## BEGIN Records to process

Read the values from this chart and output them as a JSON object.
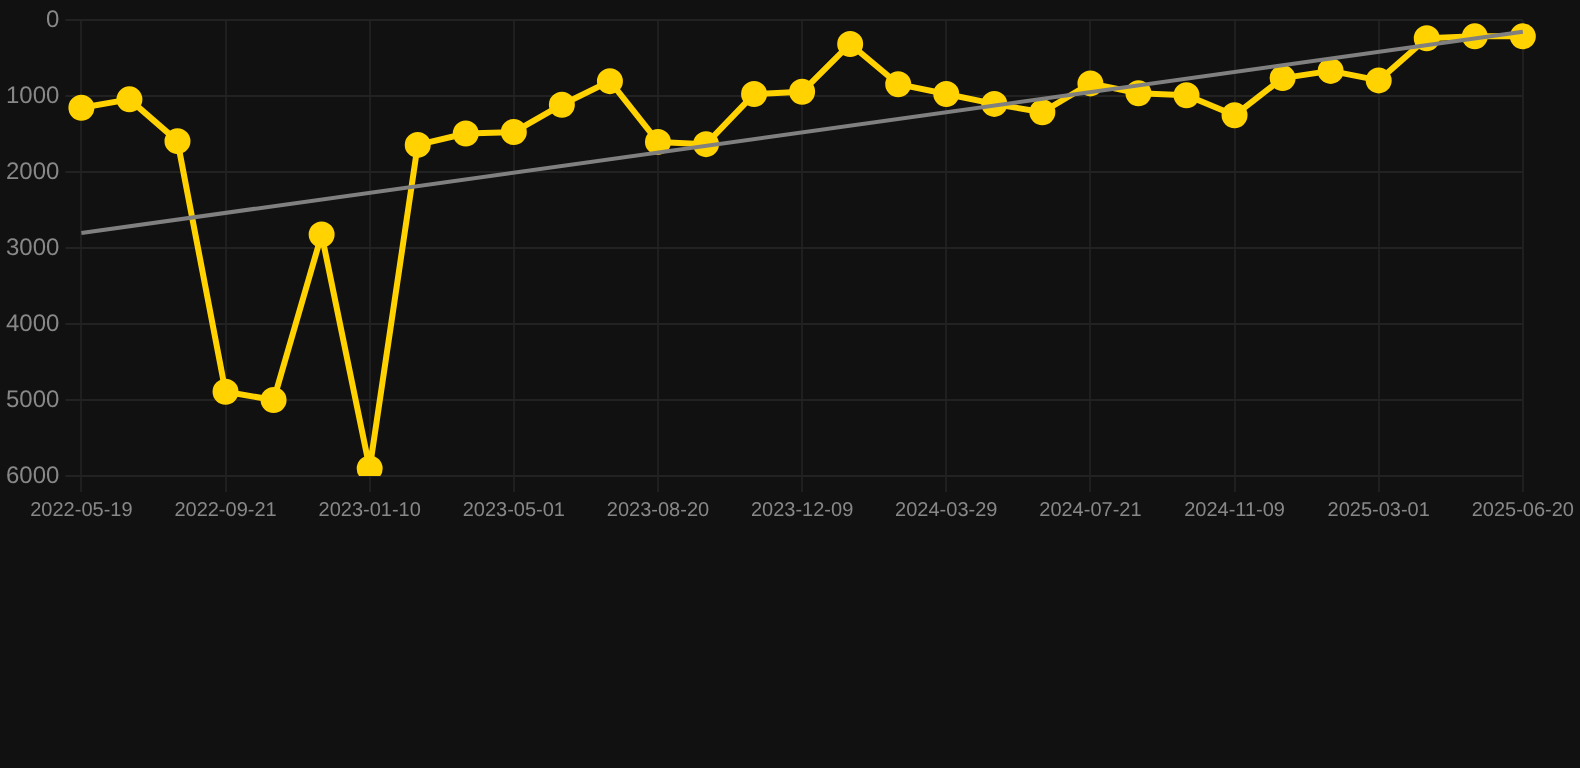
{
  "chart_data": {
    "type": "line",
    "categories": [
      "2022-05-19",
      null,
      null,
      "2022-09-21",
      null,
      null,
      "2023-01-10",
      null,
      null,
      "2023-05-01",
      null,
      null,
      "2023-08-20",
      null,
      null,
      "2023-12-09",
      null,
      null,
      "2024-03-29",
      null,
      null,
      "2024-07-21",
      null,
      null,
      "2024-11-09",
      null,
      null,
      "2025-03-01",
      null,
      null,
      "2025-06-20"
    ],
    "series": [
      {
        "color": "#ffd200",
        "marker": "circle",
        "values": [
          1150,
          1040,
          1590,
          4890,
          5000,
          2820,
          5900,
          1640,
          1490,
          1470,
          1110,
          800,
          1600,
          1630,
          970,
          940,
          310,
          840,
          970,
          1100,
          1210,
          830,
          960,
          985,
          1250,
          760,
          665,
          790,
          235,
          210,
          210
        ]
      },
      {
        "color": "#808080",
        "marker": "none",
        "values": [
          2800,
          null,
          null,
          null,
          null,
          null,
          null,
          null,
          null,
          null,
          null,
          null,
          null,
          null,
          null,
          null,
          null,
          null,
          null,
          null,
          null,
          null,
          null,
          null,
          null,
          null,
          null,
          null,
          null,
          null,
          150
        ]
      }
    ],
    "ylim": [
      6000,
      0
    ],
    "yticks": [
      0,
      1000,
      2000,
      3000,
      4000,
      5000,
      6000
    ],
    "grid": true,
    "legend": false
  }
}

## END Records to process
## BEGIN Records to process

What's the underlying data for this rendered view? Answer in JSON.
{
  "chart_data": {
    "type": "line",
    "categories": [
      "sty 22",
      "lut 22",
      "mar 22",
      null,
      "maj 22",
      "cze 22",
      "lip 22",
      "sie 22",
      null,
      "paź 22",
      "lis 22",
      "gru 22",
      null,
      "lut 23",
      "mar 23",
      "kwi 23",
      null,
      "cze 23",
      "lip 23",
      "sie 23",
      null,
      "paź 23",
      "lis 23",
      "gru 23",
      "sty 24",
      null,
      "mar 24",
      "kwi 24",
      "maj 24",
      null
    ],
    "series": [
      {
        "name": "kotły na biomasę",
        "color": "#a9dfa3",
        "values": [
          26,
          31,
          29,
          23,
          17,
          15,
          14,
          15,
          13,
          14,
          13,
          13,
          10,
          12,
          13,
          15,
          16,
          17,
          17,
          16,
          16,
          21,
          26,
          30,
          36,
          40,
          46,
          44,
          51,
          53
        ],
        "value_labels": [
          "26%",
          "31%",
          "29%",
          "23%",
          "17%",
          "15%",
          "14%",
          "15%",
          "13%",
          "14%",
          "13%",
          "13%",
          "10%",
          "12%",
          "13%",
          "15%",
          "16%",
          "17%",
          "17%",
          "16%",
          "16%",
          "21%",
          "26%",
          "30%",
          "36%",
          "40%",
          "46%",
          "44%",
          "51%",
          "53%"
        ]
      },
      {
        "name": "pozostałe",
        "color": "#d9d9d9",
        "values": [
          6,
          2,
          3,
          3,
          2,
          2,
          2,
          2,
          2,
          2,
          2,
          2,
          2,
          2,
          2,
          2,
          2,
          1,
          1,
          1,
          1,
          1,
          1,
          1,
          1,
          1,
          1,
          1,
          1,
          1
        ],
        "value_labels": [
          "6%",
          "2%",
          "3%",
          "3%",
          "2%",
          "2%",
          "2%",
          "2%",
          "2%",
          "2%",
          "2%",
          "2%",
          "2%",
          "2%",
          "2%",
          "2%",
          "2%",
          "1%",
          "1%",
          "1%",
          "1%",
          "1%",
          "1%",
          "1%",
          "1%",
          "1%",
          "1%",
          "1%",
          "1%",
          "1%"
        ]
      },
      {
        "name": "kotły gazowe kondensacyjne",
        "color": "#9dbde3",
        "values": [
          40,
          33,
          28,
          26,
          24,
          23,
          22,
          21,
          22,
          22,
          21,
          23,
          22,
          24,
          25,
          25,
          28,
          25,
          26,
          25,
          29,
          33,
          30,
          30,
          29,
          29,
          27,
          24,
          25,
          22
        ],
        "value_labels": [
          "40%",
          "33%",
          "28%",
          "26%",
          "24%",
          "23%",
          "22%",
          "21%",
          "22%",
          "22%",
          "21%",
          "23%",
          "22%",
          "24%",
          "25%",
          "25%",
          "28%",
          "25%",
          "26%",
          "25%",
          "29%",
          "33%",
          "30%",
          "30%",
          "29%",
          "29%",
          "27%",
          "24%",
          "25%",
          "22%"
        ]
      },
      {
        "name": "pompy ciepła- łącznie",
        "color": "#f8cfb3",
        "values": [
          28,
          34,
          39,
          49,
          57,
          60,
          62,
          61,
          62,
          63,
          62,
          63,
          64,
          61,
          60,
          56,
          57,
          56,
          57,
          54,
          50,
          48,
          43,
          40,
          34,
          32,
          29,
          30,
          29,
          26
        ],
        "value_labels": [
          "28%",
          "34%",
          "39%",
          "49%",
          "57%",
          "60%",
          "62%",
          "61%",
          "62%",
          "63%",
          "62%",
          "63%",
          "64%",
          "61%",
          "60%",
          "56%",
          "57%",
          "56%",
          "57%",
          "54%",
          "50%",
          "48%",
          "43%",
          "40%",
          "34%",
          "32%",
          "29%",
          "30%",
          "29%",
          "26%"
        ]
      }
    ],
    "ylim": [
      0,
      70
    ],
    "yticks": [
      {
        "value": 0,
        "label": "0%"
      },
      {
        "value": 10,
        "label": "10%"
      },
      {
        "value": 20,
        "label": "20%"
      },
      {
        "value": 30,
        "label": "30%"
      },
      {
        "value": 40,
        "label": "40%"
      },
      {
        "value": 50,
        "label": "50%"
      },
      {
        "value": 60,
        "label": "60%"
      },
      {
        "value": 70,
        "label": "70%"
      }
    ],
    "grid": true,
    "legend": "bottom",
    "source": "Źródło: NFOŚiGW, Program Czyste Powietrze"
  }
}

## END Records to process

### What you have to do
From the entries above, list each line with "this" in it.

### Complete output
Read the values from this chart and output them as a JSON object.
What's the underlying data for this rendered view? Answer in JSON.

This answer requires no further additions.